Required action: Which lines of the data below contain "single"? Please show them all.

====== Data shown ======

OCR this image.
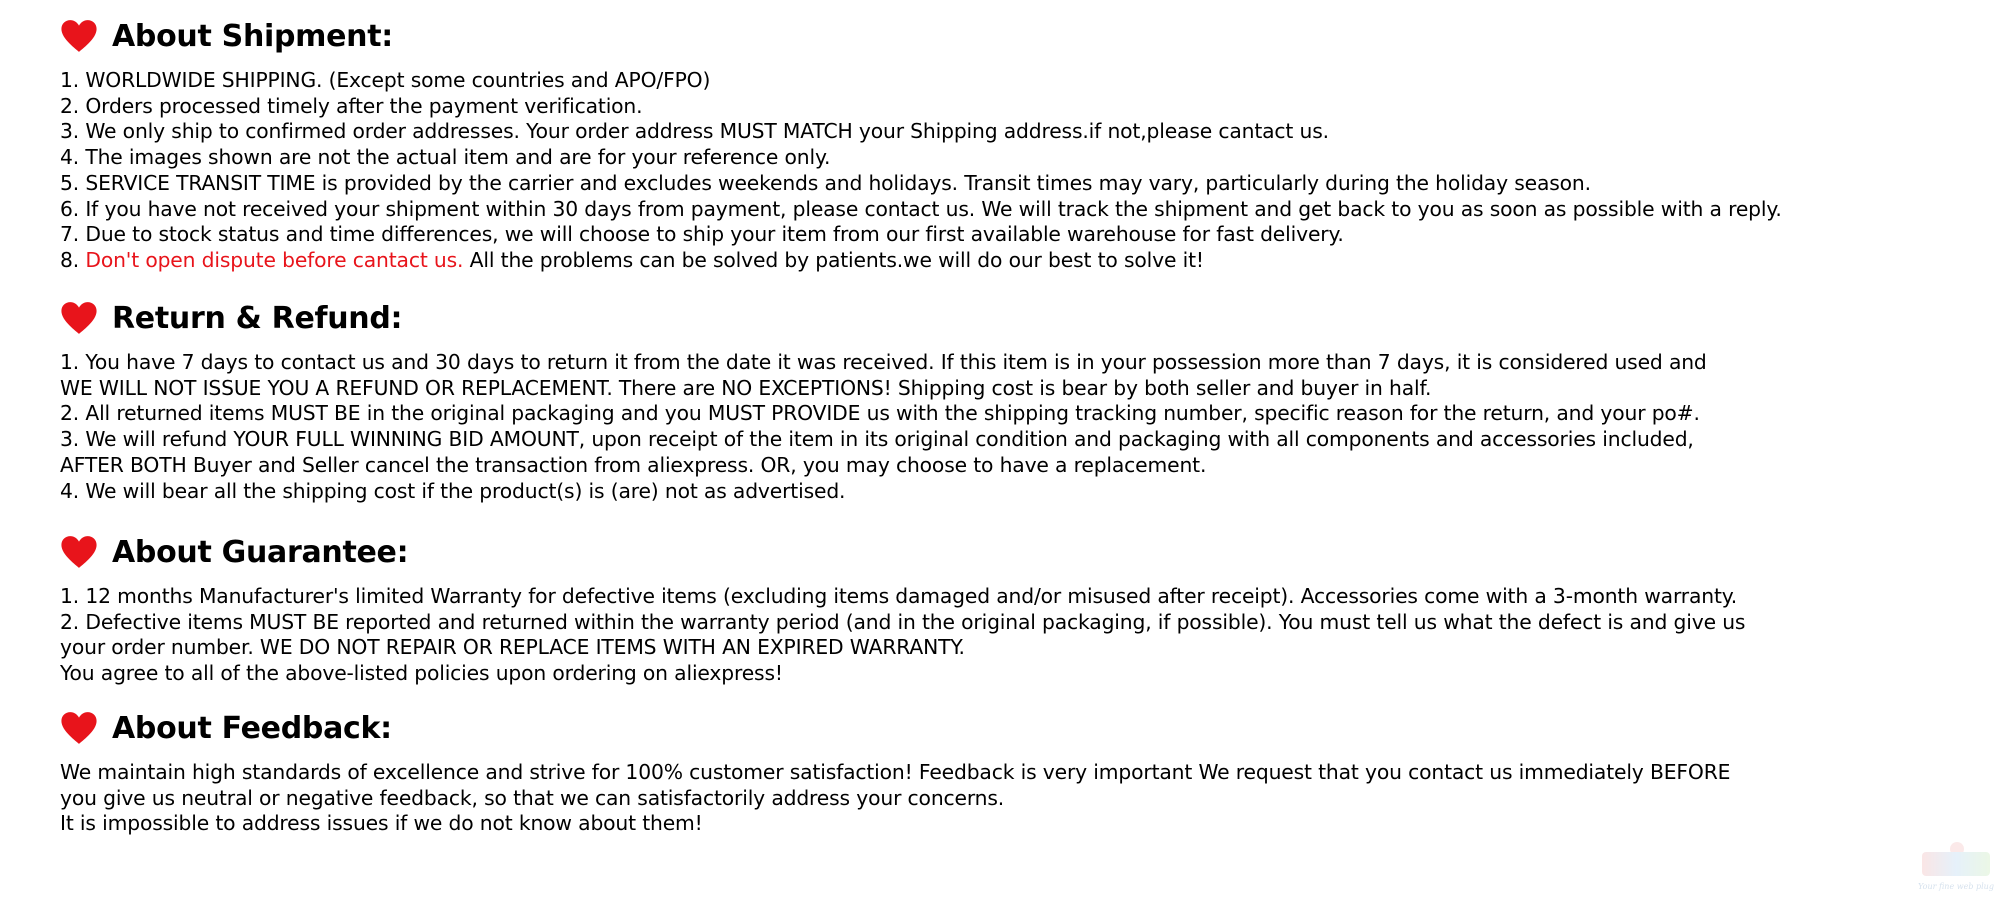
About Shipment:
1. WORLDWIDE SHIPPING. (Except some countries and APO/FPO)
2. Orders processed timely after the payment verification.
3. We only ship to confirmed order addresses. Your order address MUST MATCH your Shipping address.if not,please cantact us.
4. The images shown are not the actual item and are for your reference only.
5. SERVICE TRANSIT TIME is provided by the carrier and excludes weekends and holidays. Transit times may vary, particularly during the holiday season.
6. If you have not received your shipment within 30 days from payment, please contact us. We will track the shipment and get back to you as soon as possible with a reply.
7. Due to stock status and time differences, we will choose to ship your item from our first available warehouse for fast delivery.
8. Don't open dispute before cantact us. All the problems can be solved by patients.we will do our best to solve it!
Return & Refund:
1. You have 7 days to contact us and 30 days to return it from the date it was received. If this item is in your possession more than 7 days, it is considered used and
WE WILL NOT ISSUE YOU A REFUND OR REPLACEMENT. There are NO EXCEPTIONS! Shipping cost is bear by both seller and buyer in half.
2. All returned items MUST BE in the original packaging and you MUST PROVIDE us with the shipping tracking number, specific reason for the return, and your po#.
3. We will refund YOUR FULL WINNING BID AMOUNT, upon receipt of the item in its original condition and packaging with all components and accessories included,
AFTER BOTH Buyer and Seller cancel the transaction from aliexpress. OR, you may choose to have a replacement.
4. We will bear all the shipping cost if the product(s) is (are) not as advertised.
About Guarantee:
1. 12 months Manufacturer's limited Warranty for defective items (excluding items damaged and/or misused after receipt). Accessories come with a 3-month warranty.
2. Defective items MUST BE reported and returned within the warranty period (and in the original packaging, if possible). You must tell us what the defect is and give us
your order number. WE DO NOT REPAIR OR REPLACE ITEMS WITH AN EXPIRED WARRANTY.
You agree to all of the above-listed policies upon ordering on aliexpress!
About Feedback:
We maintain high standards of excellence and strive for 100% customer satisfaction! Feedback is very important We request that you contact us immediately BEFORE
you give us neutral or negative feedback, so that we can satisfactorily address your concerns.
It is impossible to address issues if we do not know about them!
Your fine web plug
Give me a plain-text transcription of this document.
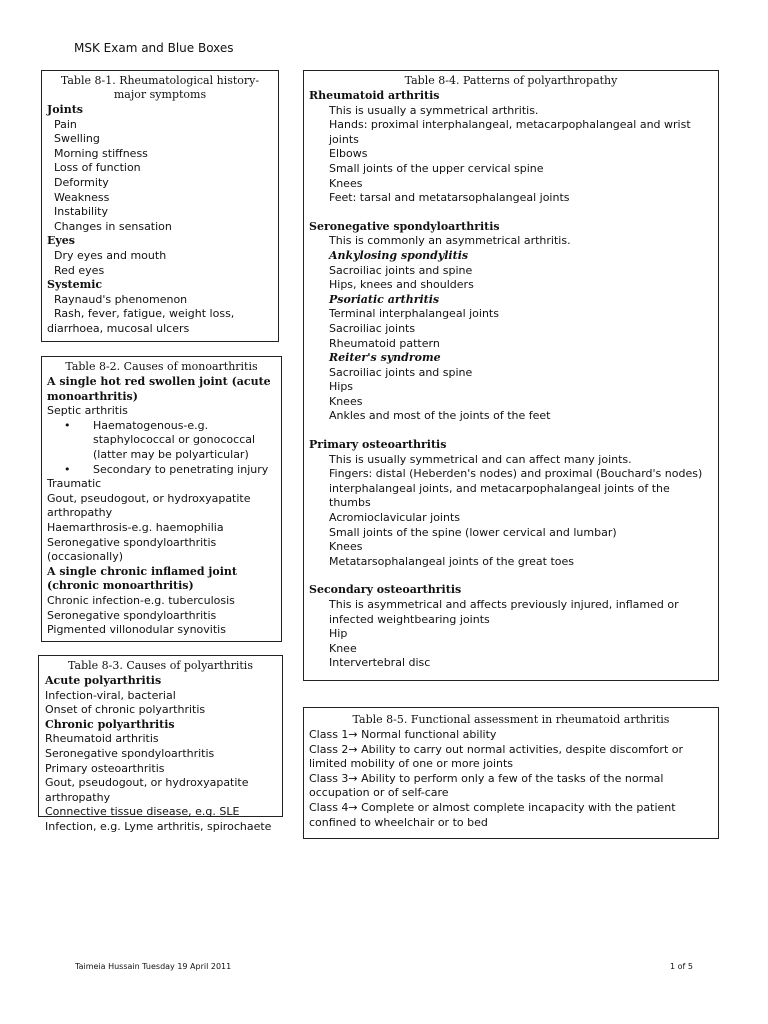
MSK Exam and Blue Boxes
Table 8-1. Rheumatological history-
major symptoms
Joints
Pain
Swelling
Morning stiffness
Loss of function
Deformity
Weakness
Instability
Changes in sensation
Eyes
Dry eyes and mouth
Red eyes
Systemic
Raynaud's phenomenon
Rash, fever, fatigue, weight loss,
diarrhoea, mucosal ulcers
Table 8-2. Causes of monoarthritis
A single hot red swollen joint (acute monoarthritis)
Septic arthritis
• Haematogenous-e.g.
staphylococcal or gonococcal
(latter may be polyarticular)
• Secondary to penetrating injury
Traumatic
Gout, pseudogout, or hydroxyapatite
arthropathy
Haemarthrosis-e.g. haemophilia
Seronegative spondyloarthritis
(occasionally)
A single chronic inflamed joint (chronic monoarthritis)
Chronic infection-e.g. tuberculosis
Seronegative spondyloarthritis
Pigmented villonodular synovitis
Table 8-3. Causes of polyarthritis
Acute polyarthritis
Infection-viral, bacterial
Onset of chronic polyarthritis
Chronic polyarthritis
Rheumatoid arthritis
Seronegative spondyloarthritis
Primary osteoarthritis
Gout, pseudogout, or hydroxyapatite
arthropathy
Connective tissue disease, e.g. SLE
Infection, e.g. Lyme arthritis, spirochaete
Table 8-4. Patterns of polyarthropathy
Rheumatoid arthritis
This is usually a symmetrical arthritis.
Hands: proximal interphalangeal, metacarpophalangeal and wrist
joints
Elbows
Small joints of the upper cervical spine
Knees
Feet: tarsal and metatarsophalangeal joints
Seronegative spondyloarthritis
This is commonly an asymmetrical arthritis.
Ankylosing spondylitis
Sacroiliac joints and spine
Hips, knees and shoulders
Psoriatic arthritis
Terminal interphalangeal joints
Sacroiliac joints
Rheumatoid pattern
Reiter's syndrome
Sacroiliac joints and spine
Hips
Knees
Ankles and most of the joints of the feet
Primary osteoarthritis
This is usually symmetrical and can affect many joints.
Fingers: distal (Heberden's nodes) and proximal (Bouchard's nodes)
interphalangeal joints, and metacarpophalangeal joints of the
thumbs
Acromioclavicular joints
Small joints of the spine (lower cervical and lumbar)
Knees
Metatarsophalangeal joints of the great toes
Secondary osteoarthritis
This is asymmetrical and affects previously injured, inflamed or
infected weightbearing joints
Hip
Knee
Intervertebral disc
Table 8-5. Functional assessment in rheumatoid arthritis
Class 1→ Normal functional ability
Class 2→ Ability to carry out normal activities, despite discomfort or
limited mobility of one or more joints
Class 3→ Ability to perform only a few of the tasks of the normal
occupation or of self-care
Class 4→ Complete or almost complete incapacity with the patient
confined to wheelchair or to bed
Taimeia Hussain Tuesday 19 April 2011	1 of 5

======

Expected output:
A single hot red swollen joint (acute monoarthritis)
A single chronic inflamed joint (chronic monoarthritis)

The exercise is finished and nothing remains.